>> START

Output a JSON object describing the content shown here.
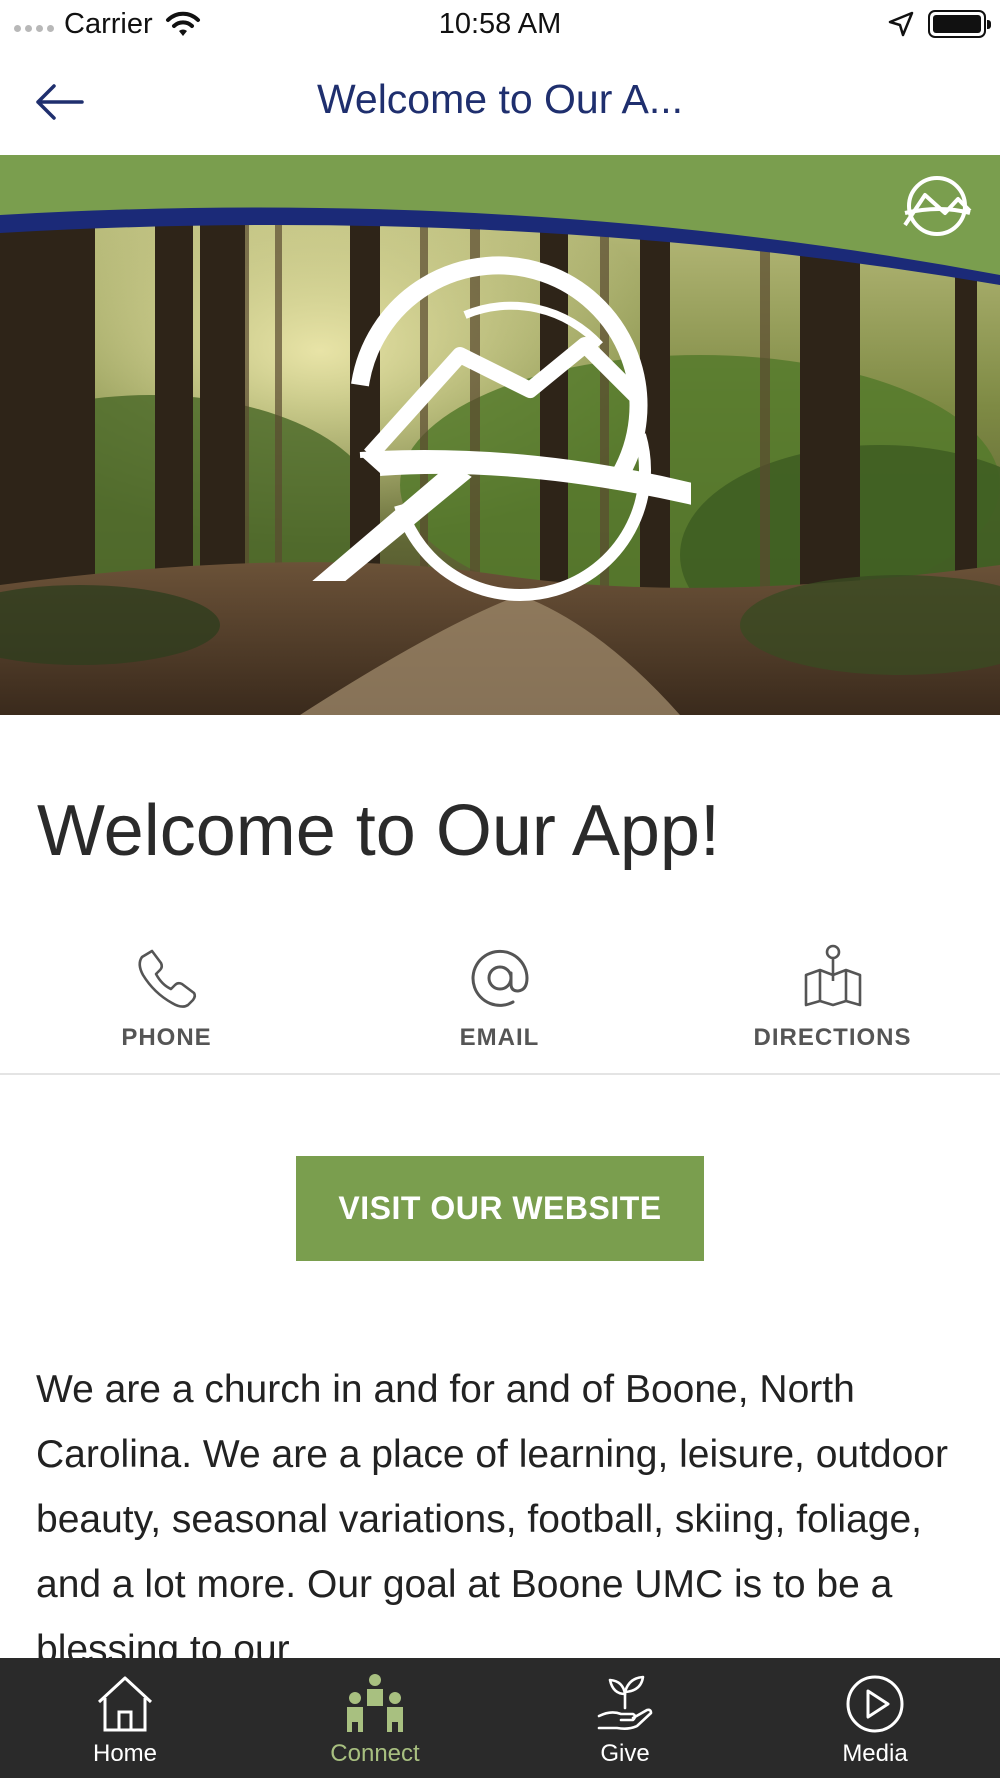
{
  "status_bar": {
    "carrier": "Carrier",
    "time": "10:58 AM"
  },
  "nav": {
    "title": "Welcome to Our A..."
  },
  "content": {
    "heading": "Welcome to Our App!",
    "actions": [
      {
        "label": "PHONE",
        "icon": "phone-icon"
      },
      {
        "label": "EMAIL",
        "icon": "at-icon"
      },
      {
        "label": "DIRECTIONS",
        "icon": "map-pin-icon"
      }
    ],
    "website_button": "VISIT OUR WEBSITE",
    "description": "We are a church in and for and of Boone, North Carolina. We are a place of learning, leisure, outdoor beauty, seasonal variations, football, skiing, foliage, and a lot more. Our goal at Boone UMC is to be a blessing to our"
  },
  "tab_bar": {
    "active": "Connect",
    "tabs": [
      {
        "label": "Home",
        "icon": "home-icon"
      },
      {
        "label": "Connect",
        "icon": "people-icon"
      },
      {
        "label": "Give",
        "icon": "hand-plant-icon"
      },
      {
        "label": "Media",
        "icon": "play-circle-icon"
      }
    ]
  },
  "colors": {
    "brand_green": "#7a9e4e",
    "brand_navy": "#1b2a78",
    "title_navy": "#1f2f6e",
    "tab_bar_bg": "#2a2a2a",
    "tab_active": "#a8c080"
  }
}
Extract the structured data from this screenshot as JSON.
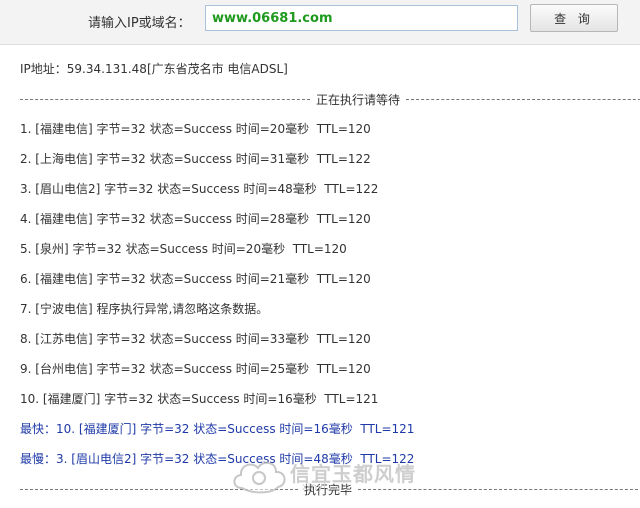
{
  "search": {
    "label": "请输入IP或域名：",
    "value": "www.06681.com",
    "button_label": "查 询"
  },
  "ip_info": {
    "label": "IP地址：",
    "value": "59.34.131.48[广东省茂名市 电信ADSL]"
  },
  "running_label": "正在执行请等待",
  "results": [
    {
      "text": "1. [福建电信] 字节=32 状态=Success 时间=20毫秒  TTL=120"
    },
    {
      "text": "2. [上海电信] 字节=32 状态=Success 时间=31毫秒  TTL=122"
    },
    {
      "text": "3. [眉山电信2] 字节=32 状态=Success 时间=48毫秒  TTL=122"
    },
    {
      "text": "4. [福建电信] 字节=32 状态=Success 时间=28毫秒  TTL=120"
    },
    {
      "text": "5. [泉州] 字节=32 状态=Success 时间=20毫秒  TTL=120"
    },
    {
      "text": "6. [福建电信] 字节=32 状态=Success 时间=21毫秒  TTL=120"
    },
    {
      "text": "7. [宁波电信] 程序执行异常,请忽略这条数据。"
    },
    {
      "text": "8. [江苏电信] 字节=32 状态=Success 时间=33毫秒  TTL=120"
    },
    {
      "text": "9. [台州电信] 字节=32 状态=Success 时间=25毫秒  TTL=120"
    },
    {
      "text": "10. [福建厦门] 字节=32 状态=Success 时间=16毫秒  TTL=121"
    }
  ],
  "fastest": "最快：10. [福建厦门] 字节=32 状态=Success 时间=16毫秒  TTL=121",
  "slowest": "最慢：3. [眉山电信2] 字节=32 状态=Success 时间=48毫秒  TTL=122",
  "done_label": "执行完毕",
  "watermark": {
    "text": "信宜玉都风情",
    "sub": "xinyi.ca"
  },
  "colors": {
    "input_text": "#1e9a1e",
    "summary_text": "#1f3aa8",
    "body_text": "#333333"
  }
}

>> END

Filter the data for the string "content" and copy every line that has it.

Output a JSON object describing the content shown here.
  "content": {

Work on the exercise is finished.